### 待办事项
1. 请照原文复述这段关于CPI与猪肉价格的文本中的一部分:从含有“如果把CPI拆开来看,就会发”的地方开始,到“第一,非洲猪瘟带来的冲击。”之后停止。
2. 根据这段关于CPI与猪肉价格的文本,2019年10月猪肉价格上涨了多少,影响CPI上涨约多少个百分点?

### 文本块

.....

如果把CPI拆开来看,就会发现这一轮CPI的上涨是结构性的,主要是因为食品项或者说是因为猪肉价格上涨导致的。
2019年10月,猪肉价格上涨101.3%,影响CPI上涨约2.43个百分点。这个月CPI的大幅上涨,猪肉贡献了64%。而且受到猪肉价格上涨的拉动,其他替代品比如牛肉(同比上涨20.4%)、羊肉(同比上涨16.1%)、禽肉类(上涨17.3%)等肉类消费都出现了普涨。
在一点在环比上体现的更为明显,10月份,CPI环比上涨0.9%,而畜肉类价格上涨14.7%,影响CPI上涨约0.91个百分点,其中猪肉价格上涨20.1%,影响CPI上涨约0.79个百分点。可以说畜肉类价格的变化环比变动对CPI的环比贡献超过了100%。
所以在分析10月份CPI的时候,我们需要把目光放在猪肉上。这一轮猪肉价格为什么涨得那么快呢?
第一,非洲猪瘟带来的冲击。

.....

### 待分析数据
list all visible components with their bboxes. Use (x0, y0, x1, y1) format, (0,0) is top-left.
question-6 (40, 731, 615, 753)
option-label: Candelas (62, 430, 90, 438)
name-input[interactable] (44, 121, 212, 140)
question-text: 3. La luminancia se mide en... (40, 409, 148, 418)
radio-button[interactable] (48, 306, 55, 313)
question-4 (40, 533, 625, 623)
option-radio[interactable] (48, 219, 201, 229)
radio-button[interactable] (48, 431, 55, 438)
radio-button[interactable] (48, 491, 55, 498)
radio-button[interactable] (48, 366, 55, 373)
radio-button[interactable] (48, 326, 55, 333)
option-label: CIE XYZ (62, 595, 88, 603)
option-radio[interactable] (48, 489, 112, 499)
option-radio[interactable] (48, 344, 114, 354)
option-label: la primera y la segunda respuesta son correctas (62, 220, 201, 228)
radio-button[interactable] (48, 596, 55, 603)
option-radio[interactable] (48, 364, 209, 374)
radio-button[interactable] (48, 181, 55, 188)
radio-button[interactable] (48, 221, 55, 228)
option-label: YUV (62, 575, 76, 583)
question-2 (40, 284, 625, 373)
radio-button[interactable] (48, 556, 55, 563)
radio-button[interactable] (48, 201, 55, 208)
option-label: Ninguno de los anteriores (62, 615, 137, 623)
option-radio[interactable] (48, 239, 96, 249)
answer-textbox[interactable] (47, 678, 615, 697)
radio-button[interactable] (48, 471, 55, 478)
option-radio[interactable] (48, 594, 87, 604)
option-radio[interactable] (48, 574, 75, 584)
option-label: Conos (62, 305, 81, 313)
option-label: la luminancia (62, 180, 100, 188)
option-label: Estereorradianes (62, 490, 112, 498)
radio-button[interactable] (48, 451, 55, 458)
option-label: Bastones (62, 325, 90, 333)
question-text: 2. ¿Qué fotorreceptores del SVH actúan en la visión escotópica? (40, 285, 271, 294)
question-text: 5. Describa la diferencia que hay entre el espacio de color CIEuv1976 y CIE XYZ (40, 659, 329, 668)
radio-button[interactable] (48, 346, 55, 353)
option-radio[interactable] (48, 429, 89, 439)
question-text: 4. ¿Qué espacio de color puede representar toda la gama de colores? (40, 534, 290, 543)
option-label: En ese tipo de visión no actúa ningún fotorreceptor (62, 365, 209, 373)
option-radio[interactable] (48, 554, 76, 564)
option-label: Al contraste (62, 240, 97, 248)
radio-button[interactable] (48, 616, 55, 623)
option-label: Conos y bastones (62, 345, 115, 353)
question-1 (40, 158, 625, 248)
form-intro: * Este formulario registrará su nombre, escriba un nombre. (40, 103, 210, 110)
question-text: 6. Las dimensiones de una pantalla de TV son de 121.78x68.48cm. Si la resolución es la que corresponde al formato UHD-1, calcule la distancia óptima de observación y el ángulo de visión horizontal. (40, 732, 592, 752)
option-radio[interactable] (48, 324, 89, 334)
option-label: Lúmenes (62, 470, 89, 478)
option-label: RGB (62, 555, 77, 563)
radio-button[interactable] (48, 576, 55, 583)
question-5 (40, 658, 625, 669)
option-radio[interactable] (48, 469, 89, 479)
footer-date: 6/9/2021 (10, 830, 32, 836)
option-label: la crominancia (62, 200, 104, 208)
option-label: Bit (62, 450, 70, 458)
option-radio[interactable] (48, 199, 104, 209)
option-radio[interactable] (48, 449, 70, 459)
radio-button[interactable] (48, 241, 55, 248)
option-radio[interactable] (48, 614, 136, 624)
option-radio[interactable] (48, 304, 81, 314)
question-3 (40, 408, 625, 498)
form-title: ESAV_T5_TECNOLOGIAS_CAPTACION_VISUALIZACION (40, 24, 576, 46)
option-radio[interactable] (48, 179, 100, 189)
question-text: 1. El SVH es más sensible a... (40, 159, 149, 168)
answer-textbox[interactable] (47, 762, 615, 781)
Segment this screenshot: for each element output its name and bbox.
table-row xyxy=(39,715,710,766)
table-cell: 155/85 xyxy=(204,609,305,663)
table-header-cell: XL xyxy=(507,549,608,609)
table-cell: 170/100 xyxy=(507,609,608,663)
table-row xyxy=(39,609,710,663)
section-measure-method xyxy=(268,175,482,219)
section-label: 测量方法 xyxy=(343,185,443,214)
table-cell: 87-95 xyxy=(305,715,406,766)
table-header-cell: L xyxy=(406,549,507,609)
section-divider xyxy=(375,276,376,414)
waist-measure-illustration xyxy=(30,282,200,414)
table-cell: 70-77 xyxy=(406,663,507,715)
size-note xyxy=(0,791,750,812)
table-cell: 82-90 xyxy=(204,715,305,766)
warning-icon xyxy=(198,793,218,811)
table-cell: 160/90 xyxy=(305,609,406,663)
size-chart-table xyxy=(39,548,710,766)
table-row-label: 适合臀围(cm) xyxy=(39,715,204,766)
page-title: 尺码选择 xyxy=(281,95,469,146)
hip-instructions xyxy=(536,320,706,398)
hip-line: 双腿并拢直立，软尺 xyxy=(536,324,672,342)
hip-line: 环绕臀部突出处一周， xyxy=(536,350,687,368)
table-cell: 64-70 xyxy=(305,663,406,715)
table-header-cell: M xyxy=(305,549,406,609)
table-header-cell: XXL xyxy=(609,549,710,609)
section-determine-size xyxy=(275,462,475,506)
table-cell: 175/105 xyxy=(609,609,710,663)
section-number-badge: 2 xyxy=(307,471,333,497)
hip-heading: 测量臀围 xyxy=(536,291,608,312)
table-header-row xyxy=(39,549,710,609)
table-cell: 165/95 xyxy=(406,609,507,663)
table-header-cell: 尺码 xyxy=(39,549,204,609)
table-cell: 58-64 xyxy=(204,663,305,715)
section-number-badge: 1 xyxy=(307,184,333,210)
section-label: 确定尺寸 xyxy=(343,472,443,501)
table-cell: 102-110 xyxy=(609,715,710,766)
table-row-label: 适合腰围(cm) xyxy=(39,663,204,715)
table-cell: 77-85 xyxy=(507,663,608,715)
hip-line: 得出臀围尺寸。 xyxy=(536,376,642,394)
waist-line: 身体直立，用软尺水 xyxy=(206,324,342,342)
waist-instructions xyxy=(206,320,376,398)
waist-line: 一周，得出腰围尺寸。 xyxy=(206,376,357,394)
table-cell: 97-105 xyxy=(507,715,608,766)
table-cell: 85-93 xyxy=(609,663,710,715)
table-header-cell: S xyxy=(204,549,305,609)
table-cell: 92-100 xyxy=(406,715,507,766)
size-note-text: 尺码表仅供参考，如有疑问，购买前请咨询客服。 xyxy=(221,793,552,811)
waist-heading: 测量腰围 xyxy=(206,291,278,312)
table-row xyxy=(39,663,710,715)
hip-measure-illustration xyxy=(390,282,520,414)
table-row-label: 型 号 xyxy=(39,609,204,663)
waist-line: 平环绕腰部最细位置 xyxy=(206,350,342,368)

.....

### 结果
1.
如果把CPI拆开来看,就会发现这一轮CPI的上涨是结构性的,主要是因为食品项或者说是因为猪肉价格上涨导致的。
2019年10月,猪肉价格上涨101.3%,影响CPI上涨约2.43个百分点。这个月CPI的大幅上涨,猪肉贡献了64%。而且受到猪肉价格上涨的拉动,其他替代品比如牛肉(同比上涨20.4%)、羊肉(同比上涨16.1%)、禽肉类(上涨17.3%)等肉类消费都出现了普涨。
在一点在环比上体现的更为明显,10月份,CPI环比上涨0.9%,而畜肉类价格上涨14.7%,影响CPI上涨约0.91个百分点,其中猪肉价格上涨20.1%,影响CPI上涨约0.79个百分点。可以说畜肉类价格的变化环比变动对CPI的环比贡献超过了100%。
所以在分析10月份CPI的时候,我们需要把目光放在猪肉上。这一轮猪肉价格为什么涨得那么快呢?
第一,非洲猪瘟带来的冲击。

2. 猪肉价格上涨101.3%,影响CPI上涨约2.43个百分点。